++++ Records supplied

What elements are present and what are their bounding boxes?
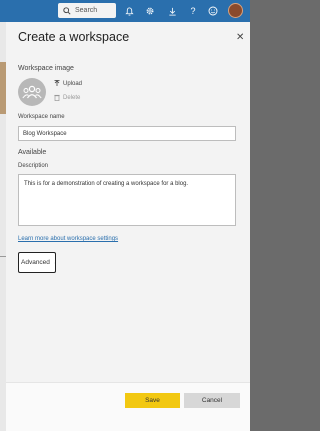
description-textarea[interactable]: This is for a demonstration of creating … xyxy=(18,174,236,226)
close-icon[interactable]: ✕ xyxy=(236,32,244,43)
workspace-image-label: Workspace image xyxy=(18,65,74,72)
trash-icon xyxy=(54,94,60,101)
smiley-icon[interactable] xyxy=(207,5,219,17)
cancel-button[interactable]: Cancel xyxy=(184,393,240,408)
top-bar: Search ? xyxy=(0,0,250,22)
chevron-down-icon xyxy=(53,262,55,263)
download-icon[interactable] xyxy=(166,5,178,17)
search-box[interactable]: Search xyxy=(58,3,116,18)
search-placeholder: Search xyxy=(75,7,98,14)
panel-title: Create a workspace xyxy=(18,30,130,44)
gear-icon[interactable] xyxy=(144,5,156,17)
advanced-toggle[interactable]: Advanced xyxy=(18,252,56,273)
panel-footer: Save Cancel xyxy=(6,382,250,431)
name-availability-text: Available xyxy=(18,149,47,156)
search-icon xyxy=(63,6,71,15)
create-workspace-panel: Create a workspace ✕ Workspace image Upl… xyxy=(6,22,250,431)
advanced-label: Advanced xyxy=(21,259,50,266)
workspace-name-label: Workspace name xyxy=(18,114,65,120)
learn-more-link[interactable]: Learn more about workspace settings xyxy=(18,236,118,242)
bell-icon[interactable] xyxy=(123,5,135,17)
delete-label: Delete xyxy=(63,94,81,101)
upload-label: Upload xyxy=(63,80,83,87)
upload-button[interactable]: Upload xyxy=(54,80,82,87)
people-icon xyxy=(22,85,42,99)
workspace-image-placeholder[interactable] xyxy=(18,78,46,106)
upload-icon xyxy=(54,80,60,86)
save-button[interactable]: Save xyxy=(125,393,180,408)
workspace-name-input[interactable]: Blog Workspace xyxy=(18,126,236,141)
delete-button[interactable]: Delete xyxy=(54,94,80,101)
description-label: Description xyxy=(18,163,49,169)
avatar[interactable] xyxy=(228,3,243,18)
help-icon[interactable]: ? xyxy=(187,5,199,17)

++++++++

*Requirement*: Can you copy out, word for word, the lines starting at the one containing "description-textarea[interactable]: This is" and ending at the one containing "bell-icon[interactable] xyxy=(123,5,135,17)", with both of those lines included?

*Response below*:
description-textarea[interactable]: This is for a demonstration of creating … xyxy=(18,174,236,226)
close-icon[interactable]: ✕ xyxy=(236,32,244,43)
workspace-image-label: Workspace image xyxy=(18,65,74,72)
trash-icon xyxy=(54,94,60,101)
smiley-icon[interactable] xyxy=(207,5,219,17)
cancel-button[interactable]: Cancel xyxy=(184,393,240,408)
top-bar: Search ? xyxy=(0,0,250,22)
chevron-down-icon xyxy=(53,262,55,263)
download-icon[interactable] xyxy=(166,5,178,17)
search-box[interactable]: Search xyxy=(58,3,116,18)
search-placeholder: Search xyxy=(75,7,98,14)
panel-title: Create a workspace xyxy=(18,30,130,44)
gear-icon[interactable] xyxy=(144,5,156,17)
advanced-toggle[interactable]: Advanced xyxy=(18,252,56,273)
panel-footer: Save Cancel xyxy=(6,382,250,431)
name-availability-text: Available xyxy=(18,149,47,156)
search-icon xyxy=(63,6,71,15)
create-workspace-panel: Create a workspace ✕ Workspace image Upl… xyxy=(6,22,250,431)
advanced-label: Advanced xyxy=(21,259,50,266)
workspace-name-label: Workspace name xyxy=(18,114,65,120)
learn-more-link[interactable]: Learn more about workspace settings xyxy=(18,236,118,242)
bell-icon[interactable] xyxy=(123,5,135,17)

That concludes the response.